Retype the whole listing, please, keeping every line exact and dropping the pictures.

··· Entries shown ···

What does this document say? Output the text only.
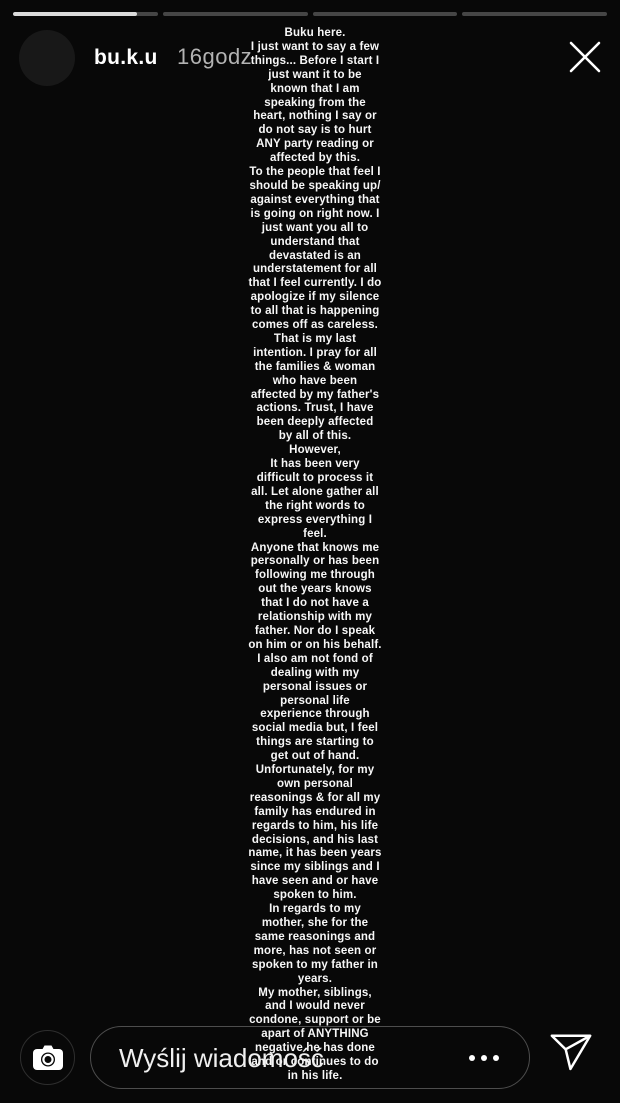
bu.k.u 16godz
Buku here.
I just want to say a few
things... Before I start I
just want it to be
known that I am
speaking from the
heart, nothing I say or
do not say is to hurt
ANY party reading or
affected by this.
To the people that feel I
should be speaking up/
against everything that
is going on right now. I
just want you all to
understand that
devastated is an
understatement for all
that I feel currently. I do
apologize if my silence
to all that is happening
comes off as careless.
That is my last
intention. I pray for all
the families & woman
who have been
affected by my father's
actions. Trust, I have
been deeply affected
by all of this.
However,
It has been very
difficult to process it
all. Let alone gather all
the right words to
express everything I
feel.
Anyone that knows me
personally or has been
following me through
out the years knows
that I do not have a
relationship with my
father. Nor do I speak
on him or on his behalf.
I also am not fond of
dealing with my
personal issues or
personal life
experience through
social media but, I feel
things are starting to
get out of hand.
Unfortunately, for my
own personal
reasonings & for all my
family has endured in
regards to him, his life
decisions, and his last
name, it has been years
since my siblings and I
have seen and or have
spoken to him.
In regards to my
mother, she for the
same reasonings and
more, has not seen or
spoken to my father in
years.
My mother, siblings,
and I would never
condone, support or be
apart of ANYTHING
negative he has done
and or continues to do
in his life.
Wyślij wiadomość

···

Exercise solution:
What does this document say? Output the text only.
bu.k.u 16godz
Buku here.
I just want to say a few
things... Before I start I
just want it to be
known that I am
speaking from the
heart, nothing I say or
do not say is to hurt
ANY party reading or
affected by this.
To the people that feel I
should be speaking up/
against everything that
is going on right now. I
just want you all to
understand that
devastated is an
understatement for all
that I feel currently. I do
apologize if my silence
to all that is happening
comes off as careless.
That is my last
intention. I pray for all
the families & woman
who have been
affected by my father's
actions. Trust, I have
been deeply affected
by all of this.
However,
It has been very
difficult to process it
all. Let alone gather all
the right words to
express everything I
feel.
Anyone that knows me
personally or has been
following me through
out the years knows
that I do not have a
relationship with my
father. Nor do I speak
on him or on his behalf.
I also am not fond of
dealing with my
personal issues or
personal life
experience through
social media but, I feel
things are starting to
get out of hand.
Unfortunately, for my
own personal
reasonings & for all my
family has endured in
regards to him, his life
decisions, and his last
name, it has been years
since my siblings and I
have seen and or have
spoken to him.
In regards to my
mother, she for the
same reasonings and
more, has not seen or
spoken to my father in
years.
My mother, siblings,
and I would never
condone, support or be
apart of ANYTHING
negative he has done
and or continues to do
in his life.
Wyślij wiadomość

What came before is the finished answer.